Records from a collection
= = = =
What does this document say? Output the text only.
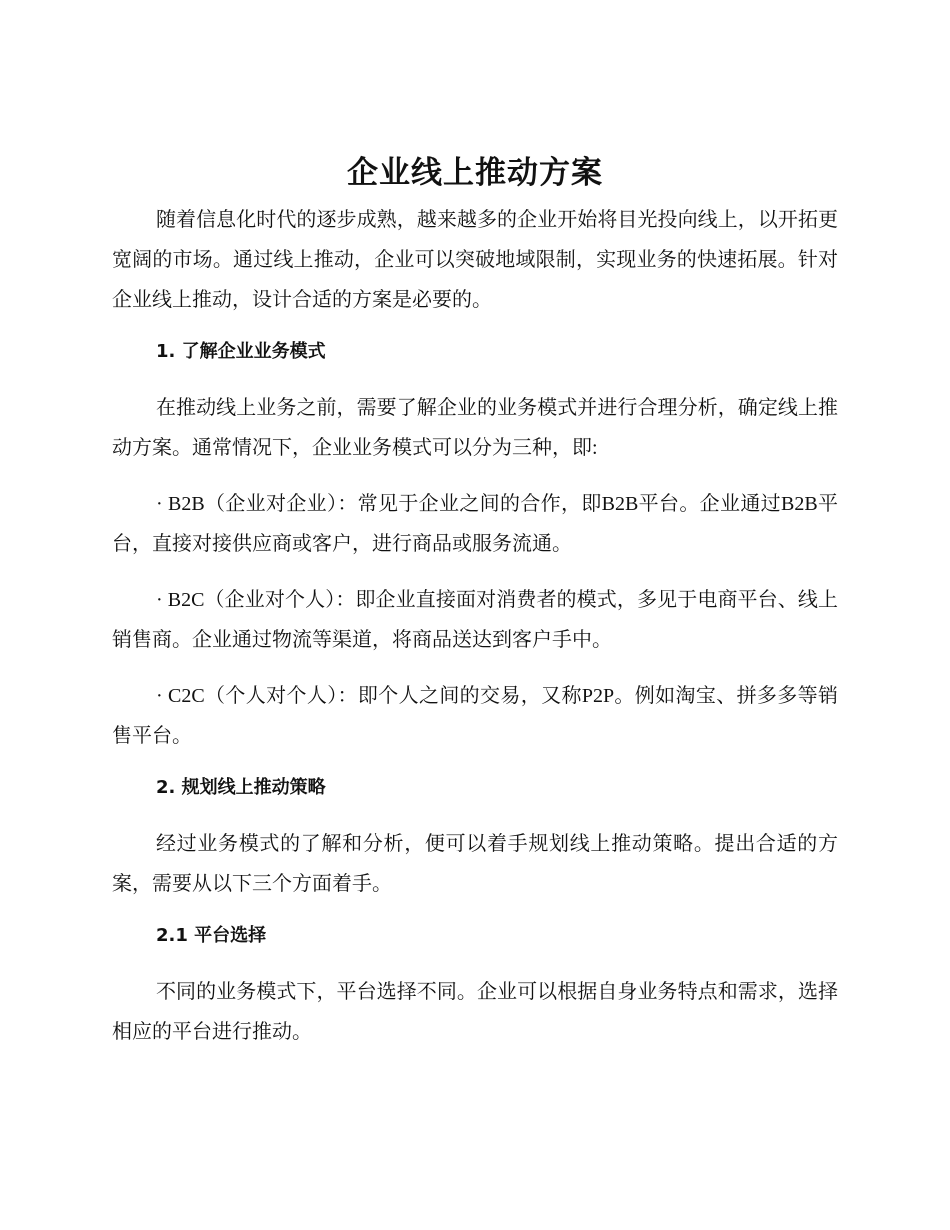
企业线上推动方案

随着信息化时代的逐步成熟，越来越多的企业开始将目光投向线上，以开拓更宽阔的市场。通过线上推动，企业可以突破地域限制，实现业务的快速拓展。针对企业线上推动，设计合适的方案是必要的。

1. 了解企业业务模式

在推动线上业务之前，需要了解企业的业务模式并进行合理分析，确定线上推动方案。通常情况下，企业业务模式可以分为三种，即:

· B2B（企业对企业）：常见于企业之间的合作，即B2B平台。企业通过B2B平台，直接对接供应商或客户，进行商品或服务流通。

· B2C（企业对个人）：即企业直接面对消费者的模式，多见于电商平台、线上销售商。企业通过物流等渠道，将商品送达到客户手中。

· C2C（个人对个人）：即个人之间的交易，又称P2P。例如淘宝、拼多多等销售平台。

2. 规划线上推动策略

经过业务模式的了解和分析，便可以着手规划线上推动策略。提出合适的方案，需要从以下三个方面着手。

2.1 平台选择

不同的业务模式下，平台选择不同。企业可以根据自身业务特点和需求，选择相应的平台进行推动。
= = = =
WHAT THE EXERCISE ASKS
Leave every image out, and retype the material exactly.

SOLUTION TO THIS EXERCISE
What does this document say? Output the text only.
企业线上推动方案

随着信息化时代的逐步成熟，越来越多的企业开始将目光投向线上，以开拓更宽阔的市场。通过线上推动，企业可以突破地域限制，实现业务的快速拓展。针对企业线上推动，设计合适的方案是必要的。

1. 了解企业业务模式

在推动线上业务之前，需要了解企业的业务模式并进行合理分析，确定线上推动方案。通常情况下，企业业务模式可以分为三种，即:

· B2B（企业对企业）：常见于企业之间的合作，即B2B平台。企业通过B2B平台，直接对接供应商或客户，进行商品或服务流通。

· B2C（企业对个人）：即企业直接面对消费者的模式，多见于电商平台、线上销售商。企业通过物流等渠道，将商品送达到客户手中。

· C2C（个人对个人）：即个人之间的交易，又称P2P。例如淘宝、拼多多等销售平台。

2. 规划线上推动策略

经过业务模式的了解和分析，便可以着手规划线上推动策略。提出合适的方案，需要从以下三个方面着手。

2.1 平台选择

不同的业务模式下，平台选择不同。企业可以根据自身业务特点和需求，选择相应的平台进行推动。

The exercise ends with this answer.